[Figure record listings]

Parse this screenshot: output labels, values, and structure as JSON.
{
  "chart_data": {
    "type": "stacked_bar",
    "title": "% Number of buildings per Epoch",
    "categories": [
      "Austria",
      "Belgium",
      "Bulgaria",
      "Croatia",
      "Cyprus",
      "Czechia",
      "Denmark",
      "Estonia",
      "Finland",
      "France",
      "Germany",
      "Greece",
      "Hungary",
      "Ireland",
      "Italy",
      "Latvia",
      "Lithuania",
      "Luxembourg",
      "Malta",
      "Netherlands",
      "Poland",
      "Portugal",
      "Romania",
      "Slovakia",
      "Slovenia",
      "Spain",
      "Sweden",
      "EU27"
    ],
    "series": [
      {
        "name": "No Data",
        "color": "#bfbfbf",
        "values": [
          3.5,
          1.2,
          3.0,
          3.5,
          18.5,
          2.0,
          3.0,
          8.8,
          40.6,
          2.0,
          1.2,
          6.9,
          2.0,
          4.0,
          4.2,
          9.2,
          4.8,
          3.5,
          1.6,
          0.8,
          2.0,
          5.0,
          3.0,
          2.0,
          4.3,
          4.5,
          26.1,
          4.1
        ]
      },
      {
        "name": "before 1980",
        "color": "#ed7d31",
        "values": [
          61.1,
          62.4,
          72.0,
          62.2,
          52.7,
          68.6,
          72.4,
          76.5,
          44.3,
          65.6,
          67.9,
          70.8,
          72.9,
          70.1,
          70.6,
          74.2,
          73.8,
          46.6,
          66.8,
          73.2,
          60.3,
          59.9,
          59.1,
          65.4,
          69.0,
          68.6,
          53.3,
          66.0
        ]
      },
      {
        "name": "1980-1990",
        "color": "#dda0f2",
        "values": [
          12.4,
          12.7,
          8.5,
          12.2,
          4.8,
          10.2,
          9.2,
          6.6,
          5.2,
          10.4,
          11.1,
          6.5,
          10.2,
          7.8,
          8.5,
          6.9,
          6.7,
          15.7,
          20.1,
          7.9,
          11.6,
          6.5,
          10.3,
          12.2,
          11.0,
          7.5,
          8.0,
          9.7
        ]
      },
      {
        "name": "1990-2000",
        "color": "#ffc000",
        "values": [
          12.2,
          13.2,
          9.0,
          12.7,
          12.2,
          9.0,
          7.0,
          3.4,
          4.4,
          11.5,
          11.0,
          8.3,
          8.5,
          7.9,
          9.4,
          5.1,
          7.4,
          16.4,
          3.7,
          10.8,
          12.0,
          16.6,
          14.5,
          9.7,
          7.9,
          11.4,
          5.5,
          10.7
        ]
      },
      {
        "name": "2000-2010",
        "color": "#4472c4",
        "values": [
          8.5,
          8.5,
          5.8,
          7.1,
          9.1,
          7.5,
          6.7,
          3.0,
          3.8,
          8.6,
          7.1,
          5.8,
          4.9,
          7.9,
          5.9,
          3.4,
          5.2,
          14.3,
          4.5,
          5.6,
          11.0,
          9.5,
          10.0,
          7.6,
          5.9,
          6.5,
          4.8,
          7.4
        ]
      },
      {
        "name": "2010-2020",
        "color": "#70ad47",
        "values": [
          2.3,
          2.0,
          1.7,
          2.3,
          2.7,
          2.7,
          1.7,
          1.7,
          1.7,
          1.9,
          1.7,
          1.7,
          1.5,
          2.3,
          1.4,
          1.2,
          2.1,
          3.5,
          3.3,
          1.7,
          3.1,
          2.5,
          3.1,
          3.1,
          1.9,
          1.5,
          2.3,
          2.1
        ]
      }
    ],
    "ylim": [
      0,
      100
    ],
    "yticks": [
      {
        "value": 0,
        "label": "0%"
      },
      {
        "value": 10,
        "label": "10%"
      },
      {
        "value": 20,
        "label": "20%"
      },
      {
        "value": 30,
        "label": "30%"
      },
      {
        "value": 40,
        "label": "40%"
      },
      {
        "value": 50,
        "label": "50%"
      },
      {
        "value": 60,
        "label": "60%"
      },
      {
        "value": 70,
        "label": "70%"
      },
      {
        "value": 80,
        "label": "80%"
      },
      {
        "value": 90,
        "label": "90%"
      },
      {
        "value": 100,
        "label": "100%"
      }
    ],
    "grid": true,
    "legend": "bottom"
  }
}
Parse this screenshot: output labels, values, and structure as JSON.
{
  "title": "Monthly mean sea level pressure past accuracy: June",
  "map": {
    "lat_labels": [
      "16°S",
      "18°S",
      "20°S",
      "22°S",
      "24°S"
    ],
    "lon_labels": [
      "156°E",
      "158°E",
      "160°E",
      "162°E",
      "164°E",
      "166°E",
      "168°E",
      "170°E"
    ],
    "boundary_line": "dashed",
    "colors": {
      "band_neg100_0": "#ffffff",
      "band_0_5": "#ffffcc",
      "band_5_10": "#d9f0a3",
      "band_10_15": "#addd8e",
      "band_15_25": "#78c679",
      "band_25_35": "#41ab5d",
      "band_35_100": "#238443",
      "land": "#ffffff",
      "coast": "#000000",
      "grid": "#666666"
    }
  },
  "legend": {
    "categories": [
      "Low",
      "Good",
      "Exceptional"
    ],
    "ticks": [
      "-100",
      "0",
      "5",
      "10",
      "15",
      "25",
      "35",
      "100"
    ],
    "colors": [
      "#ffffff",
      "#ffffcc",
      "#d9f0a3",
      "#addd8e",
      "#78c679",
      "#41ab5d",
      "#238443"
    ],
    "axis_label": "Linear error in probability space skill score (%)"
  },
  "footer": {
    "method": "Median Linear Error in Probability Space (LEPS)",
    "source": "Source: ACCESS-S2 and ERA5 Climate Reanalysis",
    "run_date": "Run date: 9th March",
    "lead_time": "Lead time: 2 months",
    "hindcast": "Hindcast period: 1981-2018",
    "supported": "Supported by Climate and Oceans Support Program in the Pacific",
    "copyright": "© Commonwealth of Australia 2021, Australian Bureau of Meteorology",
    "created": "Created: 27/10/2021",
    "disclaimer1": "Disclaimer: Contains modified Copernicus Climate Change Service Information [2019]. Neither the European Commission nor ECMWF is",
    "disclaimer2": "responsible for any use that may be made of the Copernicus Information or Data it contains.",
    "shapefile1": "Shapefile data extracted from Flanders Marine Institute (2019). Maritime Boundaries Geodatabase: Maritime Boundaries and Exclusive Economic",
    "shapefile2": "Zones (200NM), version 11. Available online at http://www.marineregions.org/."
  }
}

> _Work to complete_:
Recopy the whole listing exactly.

> _Exercise solution_:
Parse this screenshot: output labels, values, and structure as JSON.
{
  "chart_data": {
    "type": "stacked_bar",
    "title": "% Number of buildings per Epoch",
    "categories": [
      "Austria",
      "Belgium",
      "Bulgaria",
      "Croatia",
      "Cyprus",
      "Czechia",
      "Denmark",
      "Estonia",
      "Finland",
      "France",
      "Germany",
      "Greece",
      "Hungary",
      "Ireland",
      "Italy",
      "Latvia",
      "Lithuania",
      "Luxembourg",
      "Malta",
      "Netherlands",
      "Poland",
      "Portugal",
      "Romania",
      "Slovakia",
      "Slovenia",
      "Spain",
      "Sweden",
      "EU27"
    ],
    "series": [
      {
        "name": "No Data",
        "color": "#bfbfbf",
        "values": [
          3.5,
          1.2,
          3.0,
          3.5,
          18.5,
          2.0,
          3.0,
          8.8,
          40.6,
          2.0,
          1.2,
          6.9,
          2.0,
          4.0,
          4.2,
          9.2,
          4.8,
          3.5,
          1.6,
          0.8,
          2.0,
          5.0,
          3.0,
          2.0,
          4.3,
          4.5,
          26.1,
          4.1
        ]
      },
      {
        "name": "before 1980",
        "color": "#ed7d31",
        "values": [
          61.1,
          62.4,
          72.0,
          62.2,
          52.7,
          68.6,
          72.4,
          76.5,
          44.3,
          65.6,
          67.9,
          70.8,
          72.9,
          70.1,
          70.6,
          74.2,
          73.8,
          46.6,
          66.8,
          73.2,
          60.3,
          59.9,
          59.1,
          65.4,
          69.0,
          68.6,
          53.3,
          66.0
        ]
      },
      {
        "name": "1980-1990",
        "color": "#dda0f2",
        "values": [
          12.4,
          12.7,
          8.5,
          12.2,
          4.8,
          10.2,
          9.2,
          6.6,
          5.2,
          10.4,
          11.1,
          6.5,
          10.2,
          7.8,
          8.5,
          6.9,
          6.7,
          15.7,
          20.1,
          7.9,
          11.6,
          6.5,
          10.3,
          12.2,
          11.0,
          7.5,
          8.0,
          9.7
        ]
      },
      {
        "name": "1990-2000",
        "color": "#ffc000",
        "values": [
          12.2,
          13.2,
          9.0,
          12.7,
          12.2,
          9.0,
          7.0,
          3.4,
          4.4,
          11.5,
          11.0,
          8.3,
          8.5,
          7.9,
          9.4,
          5.1,
          7.4,
          16.4,
          3.7,
          10.8,
          12.0,
          16.6,
          14.5,
          9.7,
          7.9,
          11.4,
          5.5,
          10.7
        ]
      },
      {
        "name": "2000-2010",
        "color": "#4472c4",
        "values": [
          8.5,
          8.5,
          5.8,
          7.1,
          9.1,
          7.5,
          6.7,
          3.0,
          3.8,
          8.6,
          7.1,
          5.8,
          4.9,
          7.9,
          5.9,
          3.4,
          5.2,
          14.3,
          4.5,
          5.6,
          11.0,
          9.5,
          10.0,
          7.6,
          5.9,
          6.5,
          4.8,
          7.4
        ]
      },
      {
        "name": "2010-2020",
        "color": "#70ad47",
        "values": [
          2.3,
          2.0,
          1.7,
          2.3,
          2.7,
          2.7,
          1.7,
          1.7,
          1.7,
          1.9,
          1.7,
          1.7,
          1.5,
          2.3,
          1.4,
          1.2,
          2.1,
          3.5,
          3.3,
          1.7,
          3.1,
          2.5,
          3.1,
          3.1,
          1.9,
          1.5,
          2.3,
          2.1
        ]
      }
    ],
    "ylim": [
      0,
      100
    ],
    "yticks": [
      {
        "value": 0,
        "label": "0%"
      },
      {
        "value": 10,
        "label": "10%"
      },
      {
        "value": 20,
        "label": "20%"
      },
      {
        "value": 30,
        "label": "30%"
      },
      {
        "value": 40,
        "label": "40%"
      },
      {
        "value": 50,
        "label": "50%"
      },
      {
        "value": 60,
        "label": "60%"
      },
      {
        "value": 70,
        "label": "70%"
      },
      {
        "value": 80,
        "label": "80%"
      },
      {
        "value": 90,
        "label": "90%"
      },
      {
        "value": 100,
        "label": "100%"
      }
    ],
    "grid": true,
    "legend": "bottom"
  }
}
Parse this screenshot: output labels, values, and structure as JSON.
{
  "title": "Monthly mean sea level pressure past accuracy: June",
  "map": {
    "lat_labels": [
      "16°S",
      "18°S",
      "20°S",
      "22°S",
      "24°S"
    ],
    "lon_labels": [
      "156°E",
      "158°E",
      "160°E",
      "162°E",
      "164°E",
      "166°E",
      "168°E",
      "170°E"
    ],
    "boundary_line": "dashed",
    "colors": {
      "band_neg100_0": "#ffffff",
      "band_0_5": "#ffffcc",
      "band_5_10": "#d9f0a3",
      "band_10_15": "#addd8e",
      "band_15_25": "#78c679",
      "band_25_35": "#41ab5d",
      "band_35_100": "#238443",
      "land": "#ffffff",
      "coast": "#000000",
      "grid": "#666666"
    }
  },
  "legend": {
    "categories": [
      "Low",
      "Good",
      "Exceptional"
    ],
    "ticks": [
      "-100",
      "0",
      "5",
      "10",
      "15",
      "25",
      "35",
      "100"
    ],
    "colors": [
      "#ffffff",
      "#ffffcc",
      "#d9f0a3",
      "#addd8e",
      "#78c679",
      "#41ab5d",
      "#238443"
    ],
    "axis_label": "Linear error in probability space skill score (%)"
  },
  "footer": {
    "method": "Median Linear Error in Probability Space (LEPS)",
    "source": "Source: ACCESS-S2 and ERA5 Climate Reanalysis",
    "run_date": "Run date: 9th March",
    "lead_time": "Lead time: 2 months",
    "hindcast": "Hindcast period: 1981-2018",
    "supported": "Supported by Climate and Oceans Support Program in the Pacific",
    "copyright": "© Commonwealth of Australia 2021, Australian Bureau of Meteorology",
    "created": "Created: 27/10/2021",
    "disclaimer1": "Disclaimer: Contains modified Copernicus Climate Change Service Information [2019]. Neither the European Commission nor ECMWF is",
    "disclaimer2": "responsible for any use that may be made of the Copernicus Information or Data it contains.",
    "shapefile1": "Shapefile data extracted from Flanders Marine Institute (2019). Maritime Boundaries Geodatabase: Maritime Boundaries and Exclusive Economic",
    "shapefile2": "Zones (200NM), version 11. Available online at http://www.marineregions.org/."
  }
}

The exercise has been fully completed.